**Exercise objective:** Reproduce the records that start at the line containing "115, 385, 124]" and end at the line containing "404, 620, 413]", switching "prev-week-button" to "previous-week-button" and leaving everything else unchanged.

Records from a dataset

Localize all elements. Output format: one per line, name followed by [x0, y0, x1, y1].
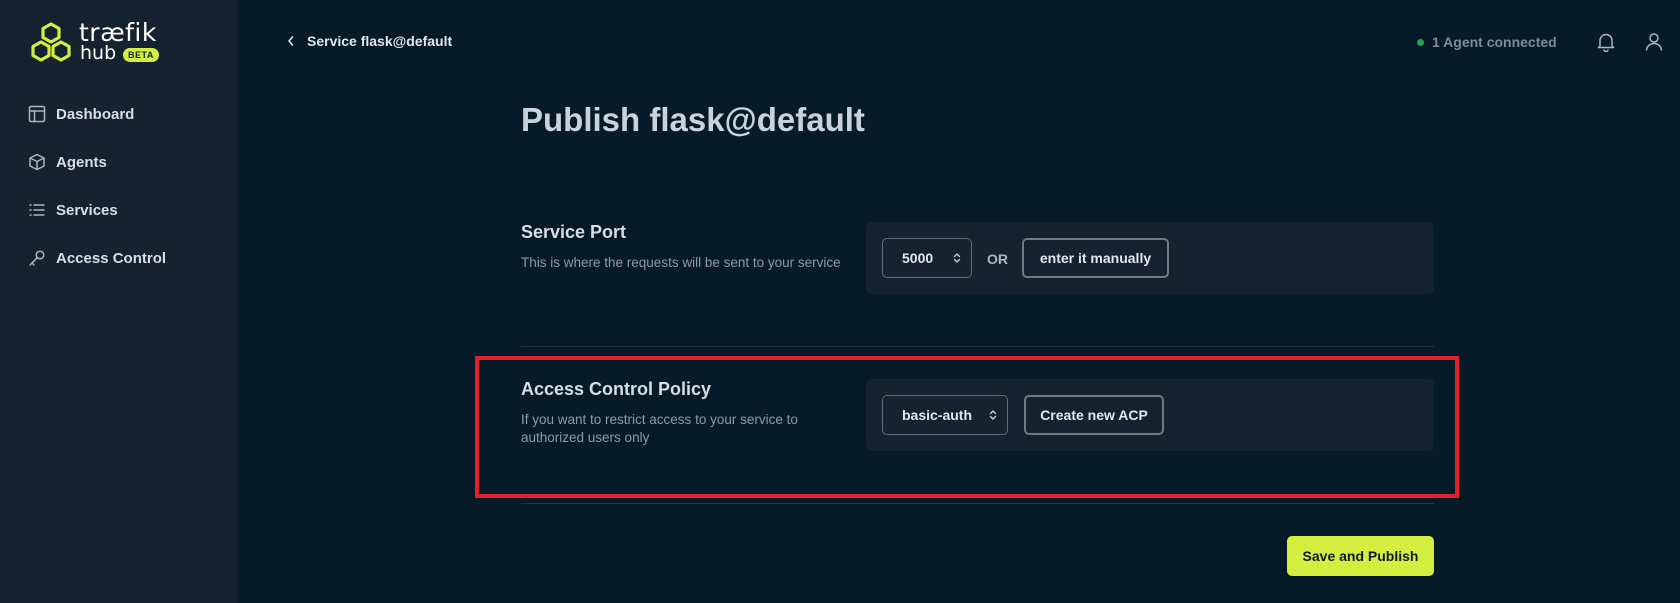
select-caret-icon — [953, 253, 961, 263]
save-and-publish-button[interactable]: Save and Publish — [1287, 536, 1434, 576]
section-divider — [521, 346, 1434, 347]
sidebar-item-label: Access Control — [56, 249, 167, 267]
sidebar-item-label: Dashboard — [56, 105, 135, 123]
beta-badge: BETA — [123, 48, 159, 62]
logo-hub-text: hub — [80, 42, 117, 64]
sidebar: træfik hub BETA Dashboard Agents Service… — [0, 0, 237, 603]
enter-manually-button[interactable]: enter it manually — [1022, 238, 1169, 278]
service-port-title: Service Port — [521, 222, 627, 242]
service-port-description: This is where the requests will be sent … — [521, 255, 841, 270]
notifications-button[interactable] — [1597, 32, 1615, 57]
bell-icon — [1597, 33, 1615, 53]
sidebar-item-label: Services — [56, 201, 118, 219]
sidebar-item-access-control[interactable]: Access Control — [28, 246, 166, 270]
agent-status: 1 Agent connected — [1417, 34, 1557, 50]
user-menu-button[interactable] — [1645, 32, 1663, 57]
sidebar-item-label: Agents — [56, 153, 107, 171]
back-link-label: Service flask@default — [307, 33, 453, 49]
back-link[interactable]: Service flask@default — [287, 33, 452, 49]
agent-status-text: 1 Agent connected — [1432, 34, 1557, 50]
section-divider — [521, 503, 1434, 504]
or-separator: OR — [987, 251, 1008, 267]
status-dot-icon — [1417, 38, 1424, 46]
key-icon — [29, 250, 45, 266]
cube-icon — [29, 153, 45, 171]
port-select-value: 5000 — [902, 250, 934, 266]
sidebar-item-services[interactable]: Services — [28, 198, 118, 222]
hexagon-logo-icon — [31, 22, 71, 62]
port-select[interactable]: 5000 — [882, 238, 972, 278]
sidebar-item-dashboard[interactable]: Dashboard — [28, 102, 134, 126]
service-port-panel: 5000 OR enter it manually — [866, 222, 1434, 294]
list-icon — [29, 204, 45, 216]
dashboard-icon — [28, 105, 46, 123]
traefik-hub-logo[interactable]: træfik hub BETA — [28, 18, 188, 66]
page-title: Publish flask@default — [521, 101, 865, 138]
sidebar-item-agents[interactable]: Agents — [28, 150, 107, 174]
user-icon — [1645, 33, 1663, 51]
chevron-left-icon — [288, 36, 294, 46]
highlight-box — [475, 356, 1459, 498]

==

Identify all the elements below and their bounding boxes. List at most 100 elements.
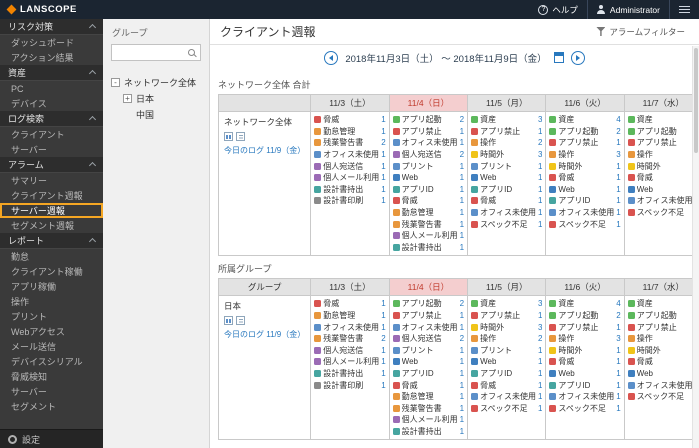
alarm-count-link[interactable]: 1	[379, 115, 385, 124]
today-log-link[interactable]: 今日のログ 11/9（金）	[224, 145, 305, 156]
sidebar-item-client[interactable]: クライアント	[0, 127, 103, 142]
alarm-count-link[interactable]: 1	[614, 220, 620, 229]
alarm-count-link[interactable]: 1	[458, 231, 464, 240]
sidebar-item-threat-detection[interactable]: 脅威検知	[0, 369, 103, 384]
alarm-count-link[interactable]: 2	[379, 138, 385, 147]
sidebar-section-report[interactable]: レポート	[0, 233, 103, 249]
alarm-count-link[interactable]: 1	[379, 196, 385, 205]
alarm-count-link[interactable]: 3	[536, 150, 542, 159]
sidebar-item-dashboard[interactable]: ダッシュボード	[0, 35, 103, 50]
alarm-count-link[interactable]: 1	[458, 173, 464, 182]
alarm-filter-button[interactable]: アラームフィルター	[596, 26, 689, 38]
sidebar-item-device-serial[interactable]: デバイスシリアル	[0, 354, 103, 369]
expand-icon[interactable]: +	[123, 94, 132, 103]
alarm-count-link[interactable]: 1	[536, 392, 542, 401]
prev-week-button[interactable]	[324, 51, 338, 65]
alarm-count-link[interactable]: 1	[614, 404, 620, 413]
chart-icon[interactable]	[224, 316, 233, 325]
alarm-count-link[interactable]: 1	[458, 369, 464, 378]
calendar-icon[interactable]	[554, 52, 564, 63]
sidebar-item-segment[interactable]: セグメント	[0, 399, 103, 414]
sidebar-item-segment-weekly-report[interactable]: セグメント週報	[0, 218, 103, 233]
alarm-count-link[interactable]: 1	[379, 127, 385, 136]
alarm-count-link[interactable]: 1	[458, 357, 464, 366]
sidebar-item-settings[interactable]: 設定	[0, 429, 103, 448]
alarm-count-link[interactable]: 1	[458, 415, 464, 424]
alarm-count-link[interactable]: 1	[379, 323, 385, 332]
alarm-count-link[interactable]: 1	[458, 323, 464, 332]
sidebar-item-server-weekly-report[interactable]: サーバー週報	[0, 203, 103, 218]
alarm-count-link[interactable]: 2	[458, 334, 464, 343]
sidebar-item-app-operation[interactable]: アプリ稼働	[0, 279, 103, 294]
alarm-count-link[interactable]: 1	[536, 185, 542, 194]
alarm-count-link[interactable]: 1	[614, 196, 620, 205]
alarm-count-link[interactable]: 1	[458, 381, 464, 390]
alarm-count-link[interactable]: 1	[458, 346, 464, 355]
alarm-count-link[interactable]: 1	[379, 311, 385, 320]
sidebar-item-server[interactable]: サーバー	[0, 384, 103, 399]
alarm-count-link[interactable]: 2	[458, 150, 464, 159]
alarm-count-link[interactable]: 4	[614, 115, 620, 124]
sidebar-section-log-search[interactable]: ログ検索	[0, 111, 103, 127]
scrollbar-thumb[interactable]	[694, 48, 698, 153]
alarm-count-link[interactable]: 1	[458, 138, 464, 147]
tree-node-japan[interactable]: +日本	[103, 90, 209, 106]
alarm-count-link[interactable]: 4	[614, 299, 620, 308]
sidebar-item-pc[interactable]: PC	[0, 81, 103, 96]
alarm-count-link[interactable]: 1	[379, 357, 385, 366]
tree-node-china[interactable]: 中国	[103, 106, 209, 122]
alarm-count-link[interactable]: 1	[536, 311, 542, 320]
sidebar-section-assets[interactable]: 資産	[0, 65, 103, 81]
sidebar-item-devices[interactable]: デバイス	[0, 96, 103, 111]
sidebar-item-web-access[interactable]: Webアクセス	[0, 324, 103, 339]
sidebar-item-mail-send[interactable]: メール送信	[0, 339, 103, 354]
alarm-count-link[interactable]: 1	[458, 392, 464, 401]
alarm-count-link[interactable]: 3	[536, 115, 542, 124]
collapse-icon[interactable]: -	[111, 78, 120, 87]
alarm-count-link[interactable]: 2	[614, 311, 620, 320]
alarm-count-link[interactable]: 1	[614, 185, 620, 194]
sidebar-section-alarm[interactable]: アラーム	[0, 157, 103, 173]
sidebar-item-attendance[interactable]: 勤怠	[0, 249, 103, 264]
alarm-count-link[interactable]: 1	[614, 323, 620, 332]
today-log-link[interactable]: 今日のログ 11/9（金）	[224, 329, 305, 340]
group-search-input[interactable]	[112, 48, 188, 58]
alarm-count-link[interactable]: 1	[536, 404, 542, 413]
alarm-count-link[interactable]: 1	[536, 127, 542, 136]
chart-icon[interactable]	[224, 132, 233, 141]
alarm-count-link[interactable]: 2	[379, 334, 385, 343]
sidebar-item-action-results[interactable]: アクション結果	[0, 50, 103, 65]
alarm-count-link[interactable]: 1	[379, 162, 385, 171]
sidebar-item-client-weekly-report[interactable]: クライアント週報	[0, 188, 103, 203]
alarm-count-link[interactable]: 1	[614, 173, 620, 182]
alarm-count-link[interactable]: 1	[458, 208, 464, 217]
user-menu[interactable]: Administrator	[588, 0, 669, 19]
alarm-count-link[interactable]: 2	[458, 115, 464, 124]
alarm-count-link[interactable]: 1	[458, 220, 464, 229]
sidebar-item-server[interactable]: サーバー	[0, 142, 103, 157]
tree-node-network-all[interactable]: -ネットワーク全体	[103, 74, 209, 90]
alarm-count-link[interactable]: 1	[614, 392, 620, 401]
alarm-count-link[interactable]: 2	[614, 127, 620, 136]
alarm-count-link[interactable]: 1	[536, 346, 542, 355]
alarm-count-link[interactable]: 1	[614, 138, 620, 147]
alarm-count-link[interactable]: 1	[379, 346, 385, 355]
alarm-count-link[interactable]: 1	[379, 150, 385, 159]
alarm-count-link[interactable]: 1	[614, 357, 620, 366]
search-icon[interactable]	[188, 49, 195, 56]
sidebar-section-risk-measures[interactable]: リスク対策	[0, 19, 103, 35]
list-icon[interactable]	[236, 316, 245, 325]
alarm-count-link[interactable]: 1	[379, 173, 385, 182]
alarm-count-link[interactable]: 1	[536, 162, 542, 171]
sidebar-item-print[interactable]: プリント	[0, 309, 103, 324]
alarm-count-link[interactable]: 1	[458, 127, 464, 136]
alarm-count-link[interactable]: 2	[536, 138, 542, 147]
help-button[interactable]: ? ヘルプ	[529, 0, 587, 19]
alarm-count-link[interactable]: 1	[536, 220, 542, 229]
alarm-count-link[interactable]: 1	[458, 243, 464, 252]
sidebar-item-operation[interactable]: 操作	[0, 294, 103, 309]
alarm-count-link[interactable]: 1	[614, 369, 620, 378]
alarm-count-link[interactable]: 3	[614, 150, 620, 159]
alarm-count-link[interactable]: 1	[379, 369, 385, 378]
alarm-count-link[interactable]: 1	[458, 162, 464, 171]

--

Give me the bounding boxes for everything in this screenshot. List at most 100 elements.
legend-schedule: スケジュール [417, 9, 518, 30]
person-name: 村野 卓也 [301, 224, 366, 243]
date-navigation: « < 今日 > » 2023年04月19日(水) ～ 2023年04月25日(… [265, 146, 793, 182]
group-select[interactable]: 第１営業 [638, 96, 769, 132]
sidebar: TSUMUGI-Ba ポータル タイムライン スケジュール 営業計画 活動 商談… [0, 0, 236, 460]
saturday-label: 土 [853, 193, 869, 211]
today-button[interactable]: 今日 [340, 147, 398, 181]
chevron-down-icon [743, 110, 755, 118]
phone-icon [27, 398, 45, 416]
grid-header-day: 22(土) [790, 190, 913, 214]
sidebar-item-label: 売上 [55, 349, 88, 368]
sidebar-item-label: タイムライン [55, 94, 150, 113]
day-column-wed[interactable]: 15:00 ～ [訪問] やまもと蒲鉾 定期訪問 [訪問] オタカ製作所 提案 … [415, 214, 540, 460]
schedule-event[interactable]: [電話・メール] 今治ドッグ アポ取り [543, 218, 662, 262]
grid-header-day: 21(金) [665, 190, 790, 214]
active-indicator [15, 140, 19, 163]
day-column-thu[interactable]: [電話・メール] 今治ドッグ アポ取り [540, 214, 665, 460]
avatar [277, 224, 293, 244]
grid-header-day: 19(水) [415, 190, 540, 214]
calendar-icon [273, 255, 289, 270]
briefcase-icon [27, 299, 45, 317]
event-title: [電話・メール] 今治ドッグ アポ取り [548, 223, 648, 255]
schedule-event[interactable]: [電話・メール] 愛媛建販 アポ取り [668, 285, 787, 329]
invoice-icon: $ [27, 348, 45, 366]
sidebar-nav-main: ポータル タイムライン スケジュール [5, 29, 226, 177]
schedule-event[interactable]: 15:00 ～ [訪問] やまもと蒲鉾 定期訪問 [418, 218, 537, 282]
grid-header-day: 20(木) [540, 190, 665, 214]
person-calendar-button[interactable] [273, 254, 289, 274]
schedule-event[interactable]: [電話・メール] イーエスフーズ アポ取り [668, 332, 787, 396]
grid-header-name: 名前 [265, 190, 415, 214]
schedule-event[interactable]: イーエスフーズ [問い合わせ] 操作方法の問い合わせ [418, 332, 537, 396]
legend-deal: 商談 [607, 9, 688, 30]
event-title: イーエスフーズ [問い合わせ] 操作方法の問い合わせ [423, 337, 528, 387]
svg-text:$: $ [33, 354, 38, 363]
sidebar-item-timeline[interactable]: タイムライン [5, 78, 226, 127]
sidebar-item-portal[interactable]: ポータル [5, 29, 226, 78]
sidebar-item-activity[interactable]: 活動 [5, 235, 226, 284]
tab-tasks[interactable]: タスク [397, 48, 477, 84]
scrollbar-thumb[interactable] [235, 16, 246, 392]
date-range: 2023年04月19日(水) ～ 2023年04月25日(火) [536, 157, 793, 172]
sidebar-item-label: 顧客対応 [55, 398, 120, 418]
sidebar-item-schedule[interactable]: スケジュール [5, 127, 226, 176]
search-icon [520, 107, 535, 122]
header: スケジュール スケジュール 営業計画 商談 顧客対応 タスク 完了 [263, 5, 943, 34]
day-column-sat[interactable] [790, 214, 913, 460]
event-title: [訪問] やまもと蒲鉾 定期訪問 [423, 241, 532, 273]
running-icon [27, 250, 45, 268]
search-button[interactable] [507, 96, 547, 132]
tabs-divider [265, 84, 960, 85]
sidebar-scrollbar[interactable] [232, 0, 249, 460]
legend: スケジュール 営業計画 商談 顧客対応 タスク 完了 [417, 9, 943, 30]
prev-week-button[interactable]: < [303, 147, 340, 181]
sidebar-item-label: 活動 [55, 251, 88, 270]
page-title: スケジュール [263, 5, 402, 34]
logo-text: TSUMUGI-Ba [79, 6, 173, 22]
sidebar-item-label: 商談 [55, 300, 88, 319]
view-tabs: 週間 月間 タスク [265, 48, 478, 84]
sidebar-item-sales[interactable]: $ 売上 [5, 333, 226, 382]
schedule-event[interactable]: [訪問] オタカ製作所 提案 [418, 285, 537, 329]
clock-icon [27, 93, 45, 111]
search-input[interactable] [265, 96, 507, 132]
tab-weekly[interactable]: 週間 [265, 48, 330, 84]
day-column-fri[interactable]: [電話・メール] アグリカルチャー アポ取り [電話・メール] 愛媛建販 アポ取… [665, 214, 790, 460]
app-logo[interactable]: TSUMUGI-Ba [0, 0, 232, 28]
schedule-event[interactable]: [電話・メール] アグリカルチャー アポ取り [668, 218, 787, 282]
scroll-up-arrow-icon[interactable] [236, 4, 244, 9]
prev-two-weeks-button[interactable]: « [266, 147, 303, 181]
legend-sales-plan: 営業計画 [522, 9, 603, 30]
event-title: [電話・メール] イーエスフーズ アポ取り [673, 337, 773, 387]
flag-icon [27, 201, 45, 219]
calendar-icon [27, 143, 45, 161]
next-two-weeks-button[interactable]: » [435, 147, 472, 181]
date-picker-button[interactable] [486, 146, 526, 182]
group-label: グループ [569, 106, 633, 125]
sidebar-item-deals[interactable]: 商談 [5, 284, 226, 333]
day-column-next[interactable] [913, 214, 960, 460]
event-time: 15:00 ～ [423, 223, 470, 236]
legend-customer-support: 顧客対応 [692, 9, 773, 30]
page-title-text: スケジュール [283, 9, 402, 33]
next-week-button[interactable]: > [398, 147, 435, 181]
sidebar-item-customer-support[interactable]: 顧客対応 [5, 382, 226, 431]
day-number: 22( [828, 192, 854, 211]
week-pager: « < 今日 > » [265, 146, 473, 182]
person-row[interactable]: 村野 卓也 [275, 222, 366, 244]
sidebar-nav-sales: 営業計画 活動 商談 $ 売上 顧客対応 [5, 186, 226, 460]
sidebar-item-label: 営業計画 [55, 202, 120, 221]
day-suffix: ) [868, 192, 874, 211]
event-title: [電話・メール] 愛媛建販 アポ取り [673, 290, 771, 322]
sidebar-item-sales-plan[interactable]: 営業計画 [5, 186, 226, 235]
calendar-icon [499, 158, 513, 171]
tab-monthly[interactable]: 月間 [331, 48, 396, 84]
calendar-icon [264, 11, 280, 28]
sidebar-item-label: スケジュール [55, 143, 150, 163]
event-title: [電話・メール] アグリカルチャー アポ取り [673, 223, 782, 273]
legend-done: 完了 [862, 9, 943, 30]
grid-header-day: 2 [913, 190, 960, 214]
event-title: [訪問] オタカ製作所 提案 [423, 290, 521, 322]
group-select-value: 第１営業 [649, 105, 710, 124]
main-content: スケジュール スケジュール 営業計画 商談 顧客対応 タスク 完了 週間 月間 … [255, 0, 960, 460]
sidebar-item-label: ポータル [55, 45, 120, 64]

**Output for this task:**
alarm-count-link[interactable]: 1	[379, 115, 385, 124]
today-log-link[interactable]: 今日のログ 11/9（金）	[224, 145, 305, 156]
sidebar-item-client[interactable]: クライアント	[0, 127, 103, 142]
alarm-count-link[interactable]: 1	[614, 220, 620, 229]
alarm-count-link[interactable]: 1	[458, 231, 464, 240]
sidebar-item-threat-detection[interactable]: 脅威検知	[0, 369, 103, 384]
alarm-count-link[interactable]: 2	[379, 138, 385, 147]
sidebar-section-report[interactable]: レポート	[0, 233, 103, 249]
alarm-count-link[interactable]: 1	[379, 196, 385, 205]
alarm-count-link[interactable]: 3	[536, 150, 542, 159]
sidebar-item-dashboard[interactable]: ダッシュボード	[0, 35, 103, 50]
alarm-count-link[interactable]: 1	[458, 173, 464, 182]
alarm-filter-button[interactable]: アラームフィルター	[596, 26, 689, 38]
sidebar-item-device-serial[interactable]: デバイスシリアル	[0, 354, 103, 369]
expand-icon[interactable]: +	[123, 94, 132, 103]
alarm-count-link[interactable]: 1	[536, 392, 542, 401]
previous-week-button[interactable]	[324, 51, 338, 65]
alarm-count-link[interactable]: 1	[614, 404, 620, 413]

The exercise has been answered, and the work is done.